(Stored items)
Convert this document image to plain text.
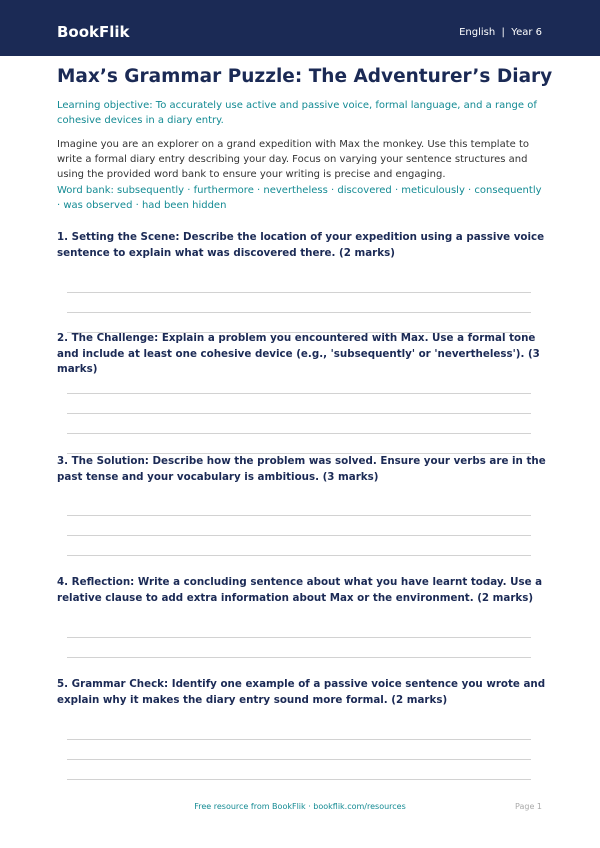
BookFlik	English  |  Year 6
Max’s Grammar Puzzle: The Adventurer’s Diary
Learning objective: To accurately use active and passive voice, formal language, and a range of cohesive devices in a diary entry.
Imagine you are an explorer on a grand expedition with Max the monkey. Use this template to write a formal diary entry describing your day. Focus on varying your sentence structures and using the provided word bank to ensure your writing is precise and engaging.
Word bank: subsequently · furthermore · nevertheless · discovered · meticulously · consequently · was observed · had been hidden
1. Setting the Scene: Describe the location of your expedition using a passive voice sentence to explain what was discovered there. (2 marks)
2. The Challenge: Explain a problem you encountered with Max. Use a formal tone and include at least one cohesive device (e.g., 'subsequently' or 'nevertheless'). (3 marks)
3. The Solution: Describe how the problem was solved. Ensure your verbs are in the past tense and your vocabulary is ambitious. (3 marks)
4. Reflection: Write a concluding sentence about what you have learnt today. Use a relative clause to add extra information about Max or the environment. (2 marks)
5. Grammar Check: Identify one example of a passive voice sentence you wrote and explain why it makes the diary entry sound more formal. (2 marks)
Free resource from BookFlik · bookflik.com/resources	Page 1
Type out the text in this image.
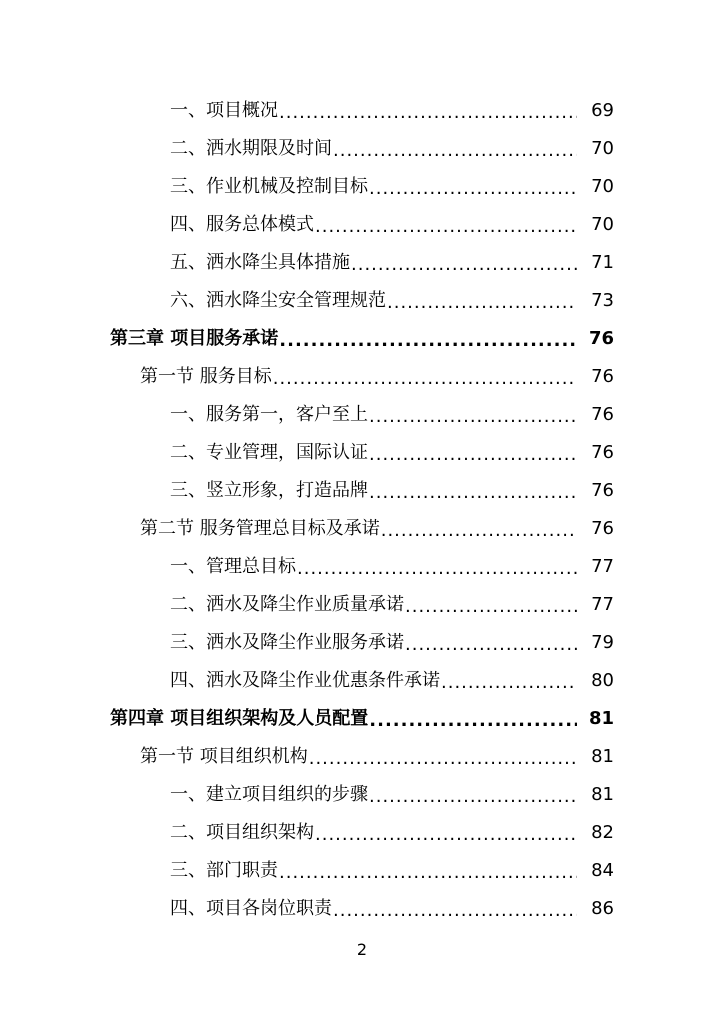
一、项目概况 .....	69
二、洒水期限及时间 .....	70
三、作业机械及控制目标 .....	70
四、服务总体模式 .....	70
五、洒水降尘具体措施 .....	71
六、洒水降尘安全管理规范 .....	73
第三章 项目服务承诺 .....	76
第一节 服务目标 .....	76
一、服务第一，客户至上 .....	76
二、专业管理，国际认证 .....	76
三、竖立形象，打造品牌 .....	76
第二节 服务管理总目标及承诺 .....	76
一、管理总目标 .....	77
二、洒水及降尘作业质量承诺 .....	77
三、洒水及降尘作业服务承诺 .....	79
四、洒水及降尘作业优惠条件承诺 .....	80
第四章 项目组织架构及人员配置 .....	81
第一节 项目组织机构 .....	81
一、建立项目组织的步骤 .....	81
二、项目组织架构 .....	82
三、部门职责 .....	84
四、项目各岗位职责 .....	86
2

*WORK REQUIRED:*
Retype the records exactly. Any image in them should not appear in what you write.

*FINAL ANSWER:*
Convert this document image to plain text.
BookFlik	English  |  Year 6
Max’s Grammar Puzzle: The Adventurer’s Diary
Learning objective: To accurately use active and passive voice, formal language, and a range of cohesive devices in a diary entry.
Imagine you are an explorer on a grand expedition with Max the monkey. Use this template to write a formal diary entry describing your day. Focus on varying your sentence structures and using the provided word bank to ensure your writing is precise and engaging.
Word bank: subsequently · furthermore · nevertheless · discovered · meticulously · consequently · was observed · had been hidden
1. Setting the Scene: Describe the location of your expedition using a passive voice sentence to explain what was discovered there. (2 marks)
2. The Challenge: Explain a problem you encountered with Max. Use a formal tone and include at least one cohesive device (e.g., 'subsequently' or 'nevertheless'). (3 marks)
3. The Solution: Describe how the problem was solved. Ensure your verbs are in the past tense and your vocabulary is ambitious. (3 marks)
4. Reflection: Write a concluding sentence about what you have learnt today. Use a relative clause to add extra information about Max or the environment. (2 marks)
5. Grammar Check: Identify one example of a passive voice sentence you wrote and explain why it makes the diary entry sound more formal. (2 marks)
Free resource from BookFlik · bookflik.com/resources	Page 1
Type out the text in this image.
一、项目概况 .....	69
二、洒水期限及时间 .....	70
三、作业机械及控制目标 .....	70
四、服务总体模式 .....	70
五、洒水降尘具体措施 .....	71
六、洒水降尘安全管理规范 .....	73
第三章 项目服务承诺 .....	76
第一节 服务目标 .....	76
一、服务第一，客户至上 .....	76
二、专业管理，国际认证 .....	76
三、竖立形象，打造品牌 .....	76
第二节 服务管理总目标及承诺 .....	76
一、管理总目标 .....	77
二、洒水及降尘作业质量承诺 .....	77
三、洒水及降尘作业服务承诺 .....	79
四、洒水及降尘作业优惠条件承诺 .....	80
第四章 项目组织架构及人员配置 .....	81
第一节 项目组织机构 .....	81
一、建立项目组织的步骤 .....	81
二、项目组织架构 .....	82
三、部门职责 .....	84
四、项目各岗位职责 .....	86
2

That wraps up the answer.